● **Work to complete**
Return the listing below word for word.

● **Data supplied**
----

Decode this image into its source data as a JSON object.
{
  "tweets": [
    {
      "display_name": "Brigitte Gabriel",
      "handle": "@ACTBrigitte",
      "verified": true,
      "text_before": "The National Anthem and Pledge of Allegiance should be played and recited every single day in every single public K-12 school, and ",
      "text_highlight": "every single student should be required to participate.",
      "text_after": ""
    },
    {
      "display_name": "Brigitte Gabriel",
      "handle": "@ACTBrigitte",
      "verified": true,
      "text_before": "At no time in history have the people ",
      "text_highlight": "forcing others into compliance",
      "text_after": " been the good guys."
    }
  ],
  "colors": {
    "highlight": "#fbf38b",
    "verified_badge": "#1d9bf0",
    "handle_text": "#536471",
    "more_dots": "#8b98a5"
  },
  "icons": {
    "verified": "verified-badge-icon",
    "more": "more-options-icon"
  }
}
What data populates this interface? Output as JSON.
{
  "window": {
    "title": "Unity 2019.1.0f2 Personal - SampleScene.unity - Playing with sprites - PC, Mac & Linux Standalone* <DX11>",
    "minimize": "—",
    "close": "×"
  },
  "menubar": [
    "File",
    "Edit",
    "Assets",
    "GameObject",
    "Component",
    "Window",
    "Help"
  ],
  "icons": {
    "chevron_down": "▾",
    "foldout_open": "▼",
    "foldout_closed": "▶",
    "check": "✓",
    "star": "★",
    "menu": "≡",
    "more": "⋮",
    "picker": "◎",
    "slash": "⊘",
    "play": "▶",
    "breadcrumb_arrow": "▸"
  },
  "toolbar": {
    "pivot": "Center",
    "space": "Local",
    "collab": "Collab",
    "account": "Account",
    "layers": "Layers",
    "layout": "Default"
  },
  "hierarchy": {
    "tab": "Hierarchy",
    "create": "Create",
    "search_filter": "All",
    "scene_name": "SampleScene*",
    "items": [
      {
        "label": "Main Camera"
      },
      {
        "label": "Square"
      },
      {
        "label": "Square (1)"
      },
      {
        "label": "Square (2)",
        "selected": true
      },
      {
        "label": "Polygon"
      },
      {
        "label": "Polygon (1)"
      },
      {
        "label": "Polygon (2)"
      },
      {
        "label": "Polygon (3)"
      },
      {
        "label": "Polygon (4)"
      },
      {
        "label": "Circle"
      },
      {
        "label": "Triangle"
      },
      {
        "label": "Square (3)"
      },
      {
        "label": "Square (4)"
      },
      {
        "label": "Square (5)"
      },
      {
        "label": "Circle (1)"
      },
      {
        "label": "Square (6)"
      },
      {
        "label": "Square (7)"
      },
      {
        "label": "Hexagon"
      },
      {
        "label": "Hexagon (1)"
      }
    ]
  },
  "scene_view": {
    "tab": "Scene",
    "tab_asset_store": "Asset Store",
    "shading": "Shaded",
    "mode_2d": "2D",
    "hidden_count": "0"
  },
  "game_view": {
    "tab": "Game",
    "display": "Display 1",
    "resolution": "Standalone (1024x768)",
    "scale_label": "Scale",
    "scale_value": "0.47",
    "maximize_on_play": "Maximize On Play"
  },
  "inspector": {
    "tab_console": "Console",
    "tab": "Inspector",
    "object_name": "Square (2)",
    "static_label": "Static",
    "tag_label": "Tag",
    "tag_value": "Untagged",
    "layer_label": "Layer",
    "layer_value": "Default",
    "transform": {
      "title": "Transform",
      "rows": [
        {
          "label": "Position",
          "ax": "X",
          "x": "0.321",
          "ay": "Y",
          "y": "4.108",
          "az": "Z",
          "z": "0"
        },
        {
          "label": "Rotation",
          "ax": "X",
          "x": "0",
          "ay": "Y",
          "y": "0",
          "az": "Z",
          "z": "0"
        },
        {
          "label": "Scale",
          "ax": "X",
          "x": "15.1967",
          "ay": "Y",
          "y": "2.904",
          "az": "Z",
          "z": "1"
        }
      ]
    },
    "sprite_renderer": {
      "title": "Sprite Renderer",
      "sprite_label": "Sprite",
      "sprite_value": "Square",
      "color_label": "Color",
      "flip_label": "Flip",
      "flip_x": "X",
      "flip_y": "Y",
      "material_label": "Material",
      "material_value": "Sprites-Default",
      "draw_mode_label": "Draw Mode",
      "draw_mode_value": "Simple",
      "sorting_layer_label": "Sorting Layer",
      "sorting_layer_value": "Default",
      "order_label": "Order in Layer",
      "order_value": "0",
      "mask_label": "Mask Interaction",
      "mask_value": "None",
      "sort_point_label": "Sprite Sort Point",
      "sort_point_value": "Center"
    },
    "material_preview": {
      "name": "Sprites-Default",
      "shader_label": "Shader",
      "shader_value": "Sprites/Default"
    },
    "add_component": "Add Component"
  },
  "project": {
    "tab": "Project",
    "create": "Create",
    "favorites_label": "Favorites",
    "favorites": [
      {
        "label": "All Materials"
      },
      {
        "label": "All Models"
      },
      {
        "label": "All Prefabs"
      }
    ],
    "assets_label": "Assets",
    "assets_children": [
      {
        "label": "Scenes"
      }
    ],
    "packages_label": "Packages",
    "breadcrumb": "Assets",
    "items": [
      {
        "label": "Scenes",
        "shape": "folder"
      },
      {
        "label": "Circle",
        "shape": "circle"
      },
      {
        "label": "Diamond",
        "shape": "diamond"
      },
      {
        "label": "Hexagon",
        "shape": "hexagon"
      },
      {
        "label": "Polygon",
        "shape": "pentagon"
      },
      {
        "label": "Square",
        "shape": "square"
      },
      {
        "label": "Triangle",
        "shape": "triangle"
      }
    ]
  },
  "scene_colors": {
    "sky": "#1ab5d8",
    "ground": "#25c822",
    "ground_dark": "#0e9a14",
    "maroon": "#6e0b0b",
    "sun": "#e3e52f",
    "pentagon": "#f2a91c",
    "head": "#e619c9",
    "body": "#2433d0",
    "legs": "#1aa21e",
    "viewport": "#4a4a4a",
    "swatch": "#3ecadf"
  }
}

----

● **Final result**
Decode this image into its source data as a JSON object.
{
  "tweets": [
    {
      "display_name": "Brigitte Gabriel",
      "handle": "@ACTBrigitte",
      "verified": true,
      "text_before": "The National Anthem and Pledge of Allegiance should be played and recited every single day in every single public K-12 school, and ",
      "text_highlight": "every single student should be required to participate.",
      "text_after": ""
    },
    {
      "display_name": "Brigitte Gabriel",
      "handle": "@ACTBrigitte",
      "verified": true,
      "text_before": "At no time in history have the people ",
      "text_highlight": "forcing others into compliance",
      "text_after": " been the good guys."
    }
  ],
  "colors": {
    "highlight": "#fbf38b",
    "verified_badge": "#1d9bf0",
    "handle_text": "#536471",
    "more_dots": "#8b98a5"
  },
  "icons": {
    "verified": "verified-badge-icon",
    "more": "more-options-icon"
  }
}
What data populates this interface? Output as JSON.
{
  "window": {
    "title": "Unity 2019.1.0f2 Personal - SampleScene.unity - Playing with sprites - PC, Mac & Linux Standalone* <DX11>",
    "minimize": "—",
    "close": "×"
  },
  "menubar": [
    "File",
    "Edit",
    "Assets",
    "GameObject",
    "Component",
    "Window",
    "Help"
  ],
  "icons": {
    "chevron_down": "▾",
    "foldout_open": "▼",
    "foldout_closed": "▶",
    "check": "✓",
    "star": "★",
    "menu": "≡",
    "more": "⋮",
    "picker": "◎",
    "slash": "⊘",
    "play": "▶",
    "breadcrumb_arrow": "▸"
  },
  "toolbar": {
    "pivot": "Center",
    "space": "Local",
    "collab": "Collab",
    "account": "Account",
    "layers": "Layers",
    "layout": "Default"
  },
  "hierarchy": {
    "tab": "Hierarchy",
    "create": "Create",
    "search_filter": "All",
    "scene_name": "SampleScene*",
    "items": [
      {
        "label": "Main Camera"
      },
      {
        "label": "Square"
      },
      {
        "label": "Square (1)"
      },
      {
        "label": "Square (2)",
        "selected": true
      },
      {
        "label": "Polygon"
      },
      {
        "label": "Polygon (1)"
      },
      {
        "label": "Polygon (2)"
      },
      {
        "label": "Polygon (3)"
      },
      {
        "label": "Polygon (4)"
      },
      {
        "label": "Circle"
      },
      {
        "label": "Triangle"
      },
      {
        "label": "Square (3)"
      },
      {
        "label": "Square (4)"
      },
      {
        "label": "Square (5)"
      },
      {
        "label": "Circle (1)"
      },
      {
        "label": "Square (6)"
      },
      {
        "label": "Square (7)"
      },
      {
        "label": "Hexagon"
      },
      {
        "label": "Hexagon (1)"
      }
    ]
  },
  "scene_view": {
    "tab": "Scene",
    "tab_asset_store": "Asset Store",
    "shading": "Shaded",
    "mode_2d": "2D",
    "hidden_count": "0"
  },
  "game_view": {
    "tab": "Game",
    "display": "Display 1",
    "resolution": "Standalone (1024x768)",
    "scale_label": "Scale",
    "scale_value": "0.47",
    "maximize_on_play": "Maximize On Play"
  },
  "inspector": {
    "tab_console": "Console",
    "tab": "Inspector",
    "object_name": "Square (2)",
    "static_label": "Static",
    "tag_label": "Tag",
    "tag_value": "Untagged",
    "layer_label": "Layer",
    "layer_value": "Default",
    "transform": {
      "title": "Transform",
      "rows": [
        {
          "label": "Position",
          "ax": "X",
          "x": "0.321",
          "ay": "Y",
          "y": "4.108",
          "az": "Z",
          "z": "0"
        },
        {
          "label": "Rotation",
          "ax": "X",
          "x": "0",
          "ay": "Y",
          "y": "0",
          "az": "Z",
          "z": "0"
        },
        {
          "label": "Scale",
          "ax": "X",
          "x": "15.1967",
          "ay": "Y",
          "y": "2.904",
          "az": "Z",
          "z": "1"
        }
      ]
    },
    "sprite_renderer": {
      "title": "Sprite Renderer",
      "sprite_label": "Sprite",
      "sprite_value": "Square",
      "color_label": "Color",
      "flip_label": "Flip",
      "flip_x": "X",
      "flip_y": "Y",
      "material_label": "Material",
      "material_value": "Sprites-Default",
      "draw_mode_label": "Draw Mode",
      "draw_mode_value": "Simple",
      "sorting_layer_label": "Sorting Layer",
      "sorting_layer_value": "Default",
      "order_label": "Order in Layer",
      "order_value": "0",
      "mask_label": "Mask Interaction",
      "mask_value": "None",
      "sort_point_label": "Sprite Sort Point",
      "sort_point_value": "Center"
    },
    "material_preview": {
      "name": "Sprites-Default",
      "shader_label": "Shader",
      "shader_value": "Sprites/Default"
    },
    "add_component": "Add Component"
  },
  "project": {
    "tab": "Project",
    "create": "Create",
    "favorites_label": "Favorites",
    "favorites": [
      {
        "label": "All Materials"
      },
      {
        "label": "All Models"
      },
      {
        "label": "All Prefabs"
      }
    ],
    "assets_label": "Assets",
    "assets_children": [
      {
        "label": "Scenes"
      }
    ],
    "packages_label": "Packages",
    "breadcrumb": "Assets",
    "items": [
      {
        "label": "Scenes",
        "shape": "folder"
      },
      {
        "label": "Circle",
        "shape": "circle"
      },
      {
        "label": "Diamond",
        "shape": "diamond"
      },
      {
        "label": "Hexagon",
        "shape": "hexagon"
      },
      {
        "label": "Polygon",
        "shape": "pentagon"
      },
      {
        "label": "Square",
        "shape": "square"
      },
      {
        "label": "Triangle",
        "shape": "triangle"
      }
    ]
  },
  "scene_colors": {
    "sky": "#1ab5d8",
    "ground": "#25c822",
    "ground_dark": "#0e9a14",
    "maroon": "#6e0b0b",
    "sun": "#e3e52f",
    "pentagon": "#f2a91c",
    "head": "#e619c9",
    "body": "#2433d0",
    "legs": "#1aa21e",
    "viewport": "#4a4a4a",
    "swatch": "#3ecadf"
  }
}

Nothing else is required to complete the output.